● **Aim of the task**:
Search the material for the word "SGEINC" and report each line where it turns up.

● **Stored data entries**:
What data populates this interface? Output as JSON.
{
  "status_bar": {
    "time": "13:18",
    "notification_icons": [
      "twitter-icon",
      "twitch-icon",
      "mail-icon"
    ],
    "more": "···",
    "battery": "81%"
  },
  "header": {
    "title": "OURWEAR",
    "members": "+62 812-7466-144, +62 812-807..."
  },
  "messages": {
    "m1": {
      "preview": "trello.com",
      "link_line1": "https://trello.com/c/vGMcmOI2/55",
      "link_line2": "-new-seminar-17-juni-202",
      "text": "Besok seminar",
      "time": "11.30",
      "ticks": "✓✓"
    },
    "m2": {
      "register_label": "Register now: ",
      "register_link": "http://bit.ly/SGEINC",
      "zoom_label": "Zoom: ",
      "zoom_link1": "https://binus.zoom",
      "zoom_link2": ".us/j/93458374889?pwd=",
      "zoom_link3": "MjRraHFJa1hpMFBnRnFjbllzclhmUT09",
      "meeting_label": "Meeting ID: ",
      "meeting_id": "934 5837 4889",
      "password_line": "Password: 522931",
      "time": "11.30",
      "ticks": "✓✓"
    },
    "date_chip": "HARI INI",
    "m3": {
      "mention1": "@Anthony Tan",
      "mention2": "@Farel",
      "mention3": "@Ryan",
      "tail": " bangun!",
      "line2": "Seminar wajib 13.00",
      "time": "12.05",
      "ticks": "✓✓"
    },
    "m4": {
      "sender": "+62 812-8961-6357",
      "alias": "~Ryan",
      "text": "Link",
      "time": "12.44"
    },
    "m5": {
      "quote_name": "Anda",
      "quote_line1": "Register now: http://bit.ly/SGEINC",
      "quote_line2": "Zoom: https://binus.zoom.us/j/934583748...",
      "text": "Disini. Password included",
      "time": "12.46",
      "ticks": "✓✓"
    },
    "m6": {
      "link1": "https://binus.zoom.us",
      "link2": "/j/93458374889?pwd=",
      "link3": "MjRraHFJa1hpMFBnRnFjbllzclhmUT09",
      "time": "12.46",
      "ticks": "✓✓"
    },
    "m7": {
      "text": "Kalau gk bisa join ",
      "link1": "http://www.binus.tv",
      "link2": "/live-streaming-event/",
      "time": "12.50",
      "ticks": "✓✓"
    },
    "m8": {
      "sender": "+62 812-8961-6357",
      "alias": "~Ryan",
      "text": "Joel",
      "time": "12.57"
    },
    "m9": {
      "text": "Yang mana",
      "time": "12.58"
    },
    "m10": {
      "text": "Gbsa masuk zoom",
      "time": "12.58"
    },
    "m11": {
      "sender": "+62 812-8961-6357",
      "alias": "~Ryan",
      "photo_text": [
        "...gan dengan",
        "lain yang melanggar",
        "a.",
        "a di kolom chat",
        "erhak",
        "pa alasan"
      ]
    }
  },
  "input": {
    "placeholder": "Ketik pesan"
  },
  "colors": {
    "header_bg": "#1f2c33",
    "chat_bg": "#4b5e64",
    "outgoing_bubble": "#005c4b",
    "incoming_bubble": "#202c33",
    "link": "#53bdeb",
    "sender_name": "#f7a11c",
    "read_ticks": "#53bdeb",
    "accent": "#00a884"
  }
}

● **Written reply**:
      "register_link": "http://bit.ly/SGEINC",
      "quote_line1": "Register now: http://bit.ly/SGEINC",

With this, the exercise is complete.